Parents, students leaning to colleges close to home, study shows
A new report on student and parent preferences of college and universities in large metropolitan areas during the COVID-19 pandemic reveals several trends that could impact higher education in the coming months, most notably that the majority are considering remaining closer to home.
Nearly 50% of parents would prefer that their children attend college near their homes and a third of students agree, a huge increase from a pair of surveys done in the spring by Brian Communications, a national strategic agency based in Philadelphia that works with several universities and top companies. Another quarter or so said they are thinking about choosing schools in close proximity to where they live.
“Students choosing to stay closer to home could be a lifeline for schools in more densely populated regions,” said Brian Tierney, CEO of Brian Communications and the chairman of the Poynter Institute Foundaton. “For areas such as the Northeast, where there is a high concentration of colleges and universities, and not as much distance to travel, this could be a real opportunity to boost freshman enrollment by adjusting marketing and recruiting strategies. Parents seem to want their children to be able to drive home relatively quickly.”
The agency’s two most current nationwide studies, done in early to mid-October that sampled 1,000 parents and 1,000 high school seniors, addressed a number a key topics affecting higher education because of the lingering impacts of coronavirus – including cost of attending, distance learning models, safety policies, communications and even the types of colleges they would or would not attend.
While parents in the study still highly value a college education (73%), their children are mixed, with only 53% saying it’s critical for advancement. Of those that do, both groups prefer four-year institutions (49%) nearly 2 to 1 over community colleges. Nearly 10% would pursue CTE courses or certificates, while 6-8% of parents and students are considering gap years. In fact, one of the parents surveyed said they were considering two gap years for both of their children, ages 17 and 19.
What is impacting those high school seniors most as they look ahead? Cost of tuition (25%), school safety and COVID policies (20%) and the quality of remote learning (17.7%) are the three biggest concerns. Parents were almost in equal agreement, although a large percentage deferred to their children’s preference.

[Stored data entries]
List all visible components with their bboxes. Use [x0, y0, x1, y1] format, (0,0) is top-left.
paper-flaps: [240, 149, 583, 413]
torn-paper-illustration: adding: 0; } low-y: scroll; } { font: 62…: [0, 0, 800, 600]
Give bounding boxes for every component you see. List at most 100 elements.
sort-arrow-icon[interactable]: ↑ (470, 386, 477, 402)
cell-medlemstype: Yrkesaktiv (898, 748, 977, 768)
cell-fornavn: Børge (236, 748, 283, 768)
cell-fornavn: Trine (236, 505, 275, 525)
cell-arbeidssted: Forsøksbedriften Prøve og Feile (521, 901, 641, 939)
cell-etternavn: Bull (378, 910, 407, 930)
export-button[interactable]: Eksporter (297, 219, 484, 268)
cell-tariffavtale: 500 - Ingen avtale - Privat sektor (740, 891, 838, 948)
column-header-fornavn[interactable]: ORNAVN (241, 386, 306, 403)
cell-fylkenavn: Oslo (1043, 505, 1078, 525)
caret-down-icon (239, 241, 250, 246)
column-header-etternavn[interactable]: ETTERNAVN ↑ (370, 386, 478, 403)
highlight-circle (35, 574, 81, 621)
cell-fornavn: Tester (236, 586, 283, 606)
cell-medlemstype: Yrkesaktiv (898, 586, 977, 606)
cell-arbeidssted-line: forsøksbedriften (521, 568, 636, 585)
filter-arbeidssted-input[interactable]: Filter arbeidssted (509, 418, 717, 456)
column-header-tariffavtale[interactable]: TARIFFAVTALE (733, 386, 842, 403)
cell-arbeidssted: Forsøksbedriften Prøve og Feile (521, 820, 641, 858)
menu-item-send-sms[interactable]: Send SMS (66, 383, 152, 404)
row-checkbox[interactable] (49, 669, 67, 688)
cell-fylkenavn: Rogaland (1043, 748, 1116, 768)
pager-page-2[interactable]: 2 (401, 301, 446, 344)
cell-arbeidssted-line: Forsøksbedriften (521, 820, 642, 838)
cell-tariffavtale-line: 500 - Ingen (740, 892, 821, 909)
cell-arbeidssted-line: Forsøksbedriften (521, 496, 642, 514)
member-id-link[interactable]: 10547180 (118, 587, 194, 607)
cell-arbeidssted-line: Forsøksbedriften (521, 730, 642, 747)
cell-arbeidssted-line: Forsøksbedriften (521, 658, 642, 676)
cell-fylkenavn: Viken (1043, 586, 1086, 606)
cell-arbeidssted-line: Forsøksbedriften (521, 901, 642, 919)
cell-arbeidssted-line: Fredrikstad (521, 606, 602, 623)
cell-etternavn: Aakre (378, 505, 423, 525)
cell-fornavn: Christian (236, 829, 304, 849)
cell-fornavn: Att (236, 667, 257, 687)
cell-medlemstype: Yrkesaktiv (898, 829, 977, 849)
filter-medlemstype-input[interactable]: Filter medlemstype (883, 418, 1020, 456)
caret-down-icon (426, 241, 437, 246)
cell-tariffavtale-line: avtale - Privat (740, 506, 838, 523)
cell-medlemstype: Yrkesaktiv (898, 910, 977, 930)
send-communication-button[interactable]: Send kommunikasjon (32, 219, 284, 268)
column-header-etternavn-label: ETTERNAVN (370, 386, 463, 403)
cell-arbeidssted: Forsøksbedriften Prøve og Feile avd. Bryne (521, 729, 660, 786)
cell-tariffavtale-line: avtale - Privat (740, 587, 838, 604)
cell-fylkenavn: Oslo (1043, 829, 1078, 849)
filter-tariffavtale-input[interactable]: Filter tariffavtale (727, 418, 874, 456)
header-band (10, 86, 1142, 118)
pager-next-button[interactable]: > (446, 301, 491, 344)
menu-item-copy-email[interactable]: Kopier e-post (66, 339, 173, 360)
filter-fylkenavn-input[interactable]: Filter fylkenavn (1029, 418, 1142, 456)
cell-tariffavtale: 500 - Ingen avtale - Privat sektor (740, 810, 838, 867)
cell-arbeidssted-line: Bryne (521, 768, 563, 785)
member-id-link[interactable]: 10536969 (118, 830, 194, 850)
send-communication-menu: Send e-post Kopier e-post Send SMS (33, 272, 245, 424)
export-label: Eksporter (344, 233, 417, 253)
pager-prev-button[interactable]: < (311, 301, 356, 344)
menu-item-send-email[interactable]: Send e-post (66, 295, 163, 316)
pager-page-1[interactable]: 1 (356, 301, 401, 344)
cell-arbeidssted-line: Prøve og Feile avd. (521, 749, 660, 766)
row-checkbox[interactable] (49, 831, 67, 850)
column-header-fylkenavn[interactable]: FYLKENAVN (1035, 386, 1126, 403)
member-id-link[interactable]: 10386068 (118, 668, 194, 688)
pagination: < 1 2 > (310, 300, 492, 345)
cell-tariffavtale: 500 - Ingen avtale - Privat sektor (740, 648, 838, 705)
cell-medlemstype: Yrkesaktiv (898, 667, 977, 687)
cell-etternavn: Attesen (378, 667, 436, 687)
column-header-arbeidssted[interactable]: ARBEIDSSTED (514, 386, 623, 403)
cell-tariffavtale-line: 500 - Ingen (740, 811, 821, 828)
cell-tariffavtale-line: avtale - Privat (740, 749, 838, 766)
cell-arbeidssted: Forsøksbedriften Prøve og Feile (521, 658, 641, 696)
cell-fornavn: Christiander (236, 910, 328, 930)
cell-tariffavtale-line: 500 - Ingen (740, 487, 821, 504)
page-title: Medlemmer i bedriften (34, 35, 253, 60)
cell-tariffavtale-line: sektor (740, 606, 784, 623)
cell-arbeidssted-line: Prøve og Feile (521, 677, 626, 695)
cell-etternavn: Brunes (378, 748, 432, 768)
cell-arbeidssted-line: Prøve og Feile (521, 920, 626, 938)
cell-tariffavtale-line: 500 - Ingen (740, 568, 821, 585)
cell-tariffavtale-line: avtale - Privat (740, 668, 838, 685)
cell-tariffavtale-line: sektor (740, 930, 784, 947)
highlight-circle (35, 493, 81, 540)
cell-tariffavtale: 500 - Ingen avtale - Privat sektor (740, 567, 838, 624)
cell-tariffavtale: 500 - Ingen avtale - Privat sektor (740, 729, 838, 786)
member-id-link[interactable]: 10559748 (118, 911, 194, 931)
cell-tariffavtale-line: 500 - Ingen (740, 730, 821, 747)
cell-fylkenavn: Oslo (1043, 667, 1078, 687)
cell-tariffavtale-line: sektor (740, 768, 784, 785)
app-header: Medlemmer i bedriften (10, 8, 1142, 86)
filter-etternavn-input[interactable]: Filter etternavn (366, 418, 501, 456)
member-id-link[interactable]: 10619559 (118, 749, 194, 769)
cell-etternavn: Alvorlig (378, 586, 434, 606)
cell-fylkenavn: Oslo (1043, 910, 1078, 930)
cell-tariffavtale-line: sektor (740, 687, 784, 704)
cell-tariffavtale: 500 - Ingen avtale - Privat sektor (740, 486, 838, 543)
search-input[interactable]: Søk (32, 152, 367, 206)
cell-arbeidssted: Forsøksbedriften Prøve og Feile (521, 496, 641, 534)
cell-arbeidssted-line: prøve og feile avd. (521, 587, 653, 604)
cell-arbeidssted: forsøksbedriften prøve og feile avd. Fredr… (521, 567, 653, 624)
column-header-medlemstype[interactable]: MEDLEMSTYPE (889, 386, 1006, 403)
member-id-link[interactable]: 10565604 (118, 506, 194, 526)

Required action 1: Which key topics does the college-preference article say the agency's two October studies covered? List each one.
Required action 2: In the college-preference article, how many parents and how many high school seniors did the two October studies sample?
Required action 3: Continue the college-preference article from where it stops.

Response 1: Cost of attending, distance learning models, safety policies, communications, and the types of colleges they would or would not attend.

Response 2: 1,000 parents and 1,000 high school seniors.

Response 3:
Cost is still a major sticking point for parents and students, who were both in agreement (65%) that the pandemic has “made them more cautious about the financial impact of tuition.” More than half of students said that because of changes in their financial picture they were considering attending a different college or university. Colleges and universities should strongly be touting financial aid packages that are available to students.
“The debate around paying full tuition for a mix of in-person classes and remote learning boils down to value,” said David Demarest, senior advisor at Brian Communications and former vice president for public affairs at Stanford University. “The best college administrators and faculty are challenging themselves to view this period as an incredible opportunity to innovate and reinforce the potential that they promise by creating richer and more engaging experiences for students.”
When it comes to the types of learning students and parents were more willing to pay for, there was a lot of uncertainly. Though about 46% said they would pay for hybrid learning, another 38% said they were unsure. Only a quarter said they would pay for an institution that offered fully remote learning.
One of the other considerations on the minds of parents and students revealed in the survey was a college’s communications policies. The majority of parents and students want to updated at least a few times a week on COVID-19 cases. As for how they want to be contacted, the two groups showed their generations’ differences:
- Parents: 54% want email, 14% prefer texts, while 11% want web posts;
- Students: 40% want email, 20% say text; and 12% want them via social media.
- One thing they both agree on: They don’t want phone calls, with less than 10% perferring that form of communication.